==== DATA EXTRACT ====
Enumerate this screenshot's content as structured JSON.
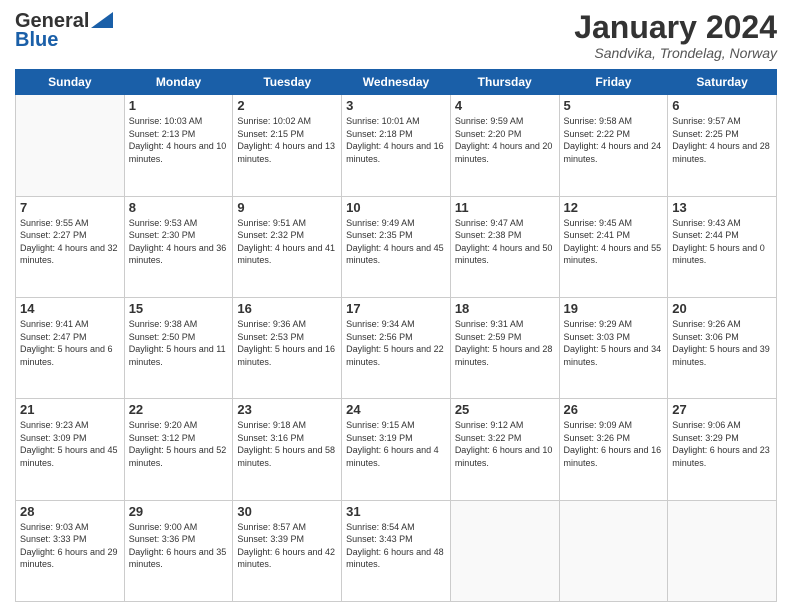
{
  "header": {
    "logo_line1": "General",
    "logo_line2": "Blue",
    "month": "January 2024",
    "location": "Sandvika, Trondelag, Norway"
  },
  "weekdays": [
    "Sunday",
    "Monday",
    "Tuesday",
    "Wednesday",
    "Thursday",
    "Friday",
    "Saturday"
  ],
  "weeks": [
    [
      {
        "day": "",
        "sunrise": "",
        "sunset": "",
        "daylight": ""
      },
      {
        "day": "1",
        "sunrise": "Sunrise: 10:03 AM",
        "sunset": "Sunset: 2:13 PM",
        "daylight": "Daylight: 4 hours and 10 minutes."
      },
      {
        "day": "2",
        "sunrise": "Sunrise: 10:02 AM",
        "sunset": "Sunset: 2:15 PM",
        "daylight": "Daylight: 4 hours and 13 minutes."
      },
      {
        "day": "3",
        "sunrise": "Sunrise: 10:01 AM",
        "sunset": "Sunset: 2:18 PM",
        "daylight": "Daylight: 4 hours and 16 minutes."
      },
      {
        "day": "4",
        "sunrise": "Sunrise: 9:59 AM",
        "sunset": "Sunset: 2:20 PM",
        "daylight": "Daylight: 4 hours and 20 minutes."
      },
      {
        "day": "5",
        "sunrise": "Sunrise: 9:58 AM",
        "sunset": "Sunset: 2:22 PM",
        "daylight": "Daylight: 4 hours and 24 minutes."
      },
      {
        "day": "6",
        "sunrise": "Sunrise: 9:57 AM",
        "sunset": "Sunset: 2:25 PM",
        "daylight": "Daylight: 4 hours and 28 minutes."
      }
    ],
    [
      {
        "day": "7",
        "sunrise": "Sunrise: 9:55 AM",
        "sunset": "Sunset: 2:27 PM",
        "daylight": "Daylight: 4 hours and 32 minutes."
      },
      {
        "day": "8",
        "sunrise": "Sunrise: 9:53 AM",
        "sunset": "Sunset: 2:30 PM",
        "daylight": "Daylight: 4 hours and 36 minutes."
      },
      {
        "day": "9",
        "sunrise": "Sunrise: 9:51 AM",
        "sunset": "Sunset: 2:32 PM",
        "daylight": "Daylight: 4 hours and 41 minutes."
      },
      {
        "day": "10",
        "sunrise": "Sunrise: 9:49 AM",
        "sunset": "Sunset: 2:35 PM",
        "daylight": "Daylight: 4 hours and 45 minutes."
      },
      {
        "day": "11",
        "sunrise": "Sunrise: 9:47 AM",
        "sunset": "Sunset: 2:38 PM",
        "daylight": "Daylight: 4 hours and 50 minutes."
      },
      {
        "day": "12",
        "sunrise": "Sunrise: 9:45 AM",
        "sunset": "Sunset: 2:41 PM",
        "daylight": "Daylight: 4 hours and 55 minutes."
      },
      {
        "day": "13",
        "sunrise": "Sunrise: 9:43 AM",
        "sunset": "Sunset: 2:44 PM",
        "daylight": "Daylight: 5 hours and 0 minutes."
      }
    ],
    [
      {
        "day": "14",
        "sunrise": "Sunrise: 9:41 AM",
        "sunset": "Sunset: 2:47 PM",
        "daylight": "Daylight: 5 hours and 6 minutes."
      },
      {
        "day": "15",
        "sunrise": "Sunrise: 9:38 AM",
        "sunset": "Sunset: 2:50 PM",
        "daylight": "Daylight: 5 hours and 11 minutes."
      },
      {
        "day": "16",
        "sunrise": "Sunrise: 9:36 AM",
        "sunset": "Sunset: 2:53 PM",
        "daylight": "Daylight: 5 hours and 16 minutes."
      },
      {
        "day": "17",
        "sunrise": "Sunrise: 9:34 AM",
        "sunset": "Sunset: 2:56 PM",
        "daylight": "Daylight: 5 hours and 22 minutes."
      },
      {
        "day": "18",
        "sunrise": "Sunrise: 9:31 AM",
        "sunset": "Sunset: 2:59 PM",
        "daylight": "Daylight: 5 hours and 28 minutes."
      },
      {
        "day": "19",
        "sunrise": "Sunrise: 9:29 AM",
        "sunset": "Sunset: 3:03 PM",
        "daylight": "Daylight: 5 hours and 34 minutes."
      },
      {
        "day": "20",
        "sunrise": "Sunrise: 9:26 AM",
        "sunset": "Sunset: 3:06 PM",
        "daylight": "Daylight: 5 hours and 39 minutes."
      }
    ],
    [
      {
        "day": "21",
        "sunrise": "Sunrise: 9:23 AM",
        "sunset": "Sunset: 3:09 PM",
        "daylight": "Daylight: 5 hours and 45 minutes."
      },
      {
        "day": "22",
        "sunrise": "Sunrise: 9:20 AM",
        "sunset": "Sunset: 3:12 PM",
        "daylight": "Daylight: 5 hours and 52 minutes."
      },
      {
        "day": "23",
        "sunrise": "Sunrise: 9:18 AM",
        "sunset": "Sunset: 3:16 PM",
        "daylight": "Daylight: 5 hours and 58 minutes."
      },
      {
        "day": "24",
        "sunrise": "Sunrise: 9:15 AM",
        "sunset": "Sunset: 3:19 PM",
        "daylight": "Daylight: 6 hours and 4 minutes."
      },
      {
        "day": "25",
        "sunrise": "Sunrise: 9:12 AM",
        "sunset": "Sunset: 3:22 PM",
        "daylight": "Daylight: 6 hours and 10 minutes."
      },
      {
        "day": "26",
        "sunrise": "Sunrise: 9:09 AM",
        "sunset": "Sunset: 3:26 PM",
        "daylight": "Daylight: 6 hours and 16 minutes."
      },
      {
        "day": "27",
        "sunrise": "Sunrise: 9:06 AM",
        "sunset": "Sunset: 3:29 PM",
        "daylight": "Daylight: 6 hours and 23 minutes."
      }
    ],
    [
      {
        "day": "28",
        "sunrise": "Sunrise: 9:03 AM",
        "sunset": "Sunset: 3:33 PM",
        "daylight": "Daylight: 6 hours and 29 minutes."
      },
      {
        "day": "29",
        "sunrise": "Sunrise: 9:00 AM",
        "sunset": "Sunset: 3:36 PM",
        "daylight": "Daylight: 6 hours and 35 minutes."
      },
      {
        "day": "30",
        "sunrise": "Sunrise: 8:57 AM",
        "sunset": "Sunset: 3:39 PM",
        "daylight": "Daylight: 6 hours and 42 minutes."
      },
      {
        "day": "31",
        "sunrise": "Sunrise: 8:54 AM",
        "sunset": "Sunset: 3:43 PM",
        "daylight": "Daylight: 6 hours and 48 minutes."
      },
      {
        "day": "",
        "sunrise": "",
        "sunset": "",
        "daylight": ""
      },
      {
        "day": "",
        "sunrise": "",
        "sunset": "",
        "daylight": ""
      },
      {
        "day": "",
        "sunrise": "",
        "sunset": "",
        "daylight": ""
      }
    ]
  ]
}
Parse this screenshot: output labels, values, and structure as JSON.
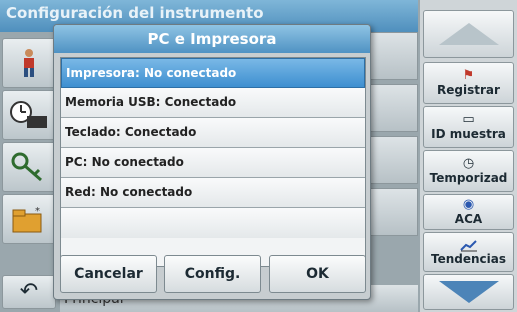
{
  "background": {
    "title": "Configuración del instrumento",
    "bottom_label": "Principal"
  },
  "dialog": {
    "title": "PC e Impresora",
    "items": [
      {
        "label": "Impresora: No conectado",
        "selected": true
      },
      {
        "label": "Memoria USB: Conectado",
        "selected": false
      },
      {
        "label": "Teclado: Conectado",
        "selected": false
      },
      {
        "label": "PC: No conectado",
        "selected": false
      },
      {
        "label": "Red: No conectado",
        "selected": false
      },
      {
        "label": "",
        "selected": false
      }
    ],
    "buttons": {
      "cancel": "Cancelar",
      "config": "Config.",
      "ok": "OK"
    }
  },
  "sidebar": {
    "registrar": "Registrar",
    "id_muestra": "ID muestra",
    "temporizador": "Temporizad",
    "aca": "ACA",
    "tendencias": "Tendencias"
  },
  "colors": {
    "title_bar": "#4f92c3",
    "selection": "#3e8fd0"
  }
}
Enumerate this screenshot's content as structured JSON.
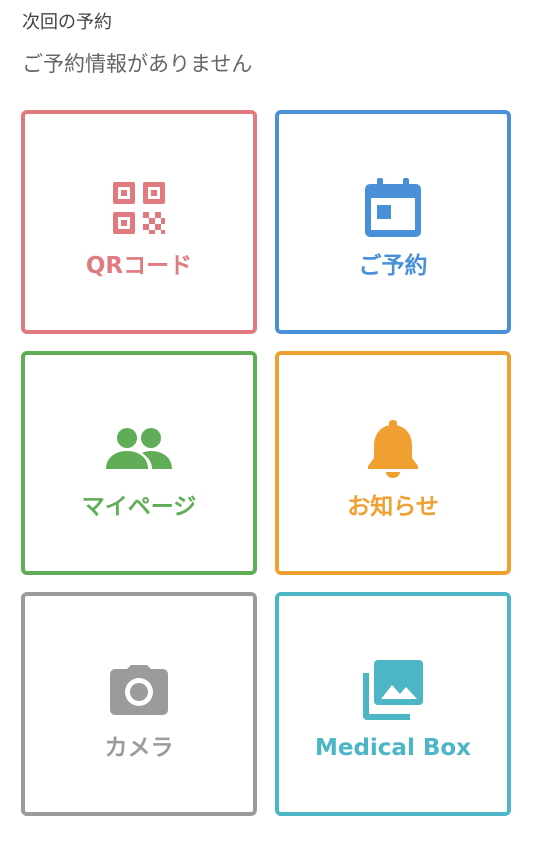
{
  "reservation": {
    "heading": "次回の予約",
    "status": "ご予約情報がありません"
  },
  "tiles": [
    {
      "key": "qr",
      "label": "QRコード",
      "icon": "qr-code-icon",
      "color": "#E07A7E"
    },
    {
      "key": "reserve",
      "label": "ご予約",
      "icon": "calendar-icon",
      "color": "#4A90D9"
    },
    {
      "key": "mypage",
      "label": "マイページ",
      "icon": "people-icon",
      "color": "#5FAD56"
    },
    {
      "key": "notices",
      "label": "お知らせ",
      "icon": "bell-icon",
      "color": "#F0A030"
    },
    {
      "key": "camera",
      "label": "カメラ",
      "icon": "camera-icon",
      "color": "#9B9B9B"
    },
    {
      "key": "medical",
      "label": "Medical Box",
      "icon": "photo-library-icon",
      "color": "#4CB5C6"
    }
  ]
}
====
» **EXERCISE AIM**: Only the number is wanted: how many lines of the material contain the word "icon"?

» **CORRECT RESULT**: 6